Dataset rows:
┌──

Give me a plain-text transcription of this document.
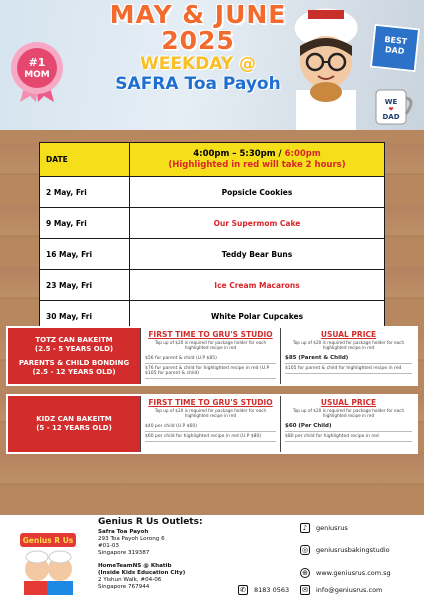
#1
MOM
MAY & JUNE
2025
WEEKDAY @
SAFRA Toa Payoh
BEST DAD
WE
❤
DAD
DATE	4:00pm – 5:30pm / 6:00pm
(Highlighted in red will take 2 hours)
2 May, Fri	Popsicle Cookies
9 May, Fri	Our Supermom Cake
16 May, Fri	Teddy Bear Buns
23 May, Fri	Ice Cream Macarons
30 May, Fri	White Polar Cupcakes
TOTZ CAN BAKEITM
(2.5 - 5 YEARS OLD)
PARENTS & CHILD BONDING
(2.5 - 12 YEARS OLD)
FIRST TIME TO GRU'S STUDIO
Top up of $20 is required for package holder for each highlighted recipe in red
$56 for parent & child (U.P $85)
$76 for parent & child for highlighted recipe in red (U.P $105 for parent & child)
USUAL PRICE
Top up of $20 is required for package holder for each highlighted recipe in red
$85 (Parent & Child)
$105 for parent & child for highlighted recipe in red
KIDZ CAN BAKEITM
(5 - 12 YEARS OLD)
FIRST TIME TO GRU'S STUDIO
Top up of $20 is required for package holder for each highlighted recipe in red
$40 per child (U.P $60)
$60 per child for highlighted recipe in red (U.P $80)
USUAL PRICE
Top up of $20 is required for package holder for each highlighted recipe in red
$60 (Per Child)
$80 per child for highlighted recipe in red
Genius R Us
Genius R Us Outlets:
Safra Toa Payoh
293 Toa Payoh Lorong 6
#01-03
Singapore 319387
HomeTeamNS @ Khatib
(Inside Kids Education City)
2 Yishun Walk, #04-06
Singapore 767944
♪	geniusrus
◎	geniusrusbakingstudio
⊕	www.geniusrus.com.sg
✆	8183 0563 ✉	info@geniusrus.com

└──

**WHAT YOU NEED TO DO**
Using the listing above, state the number of lines that hold "Payoh", with no other text.

**THE ANSWER**
3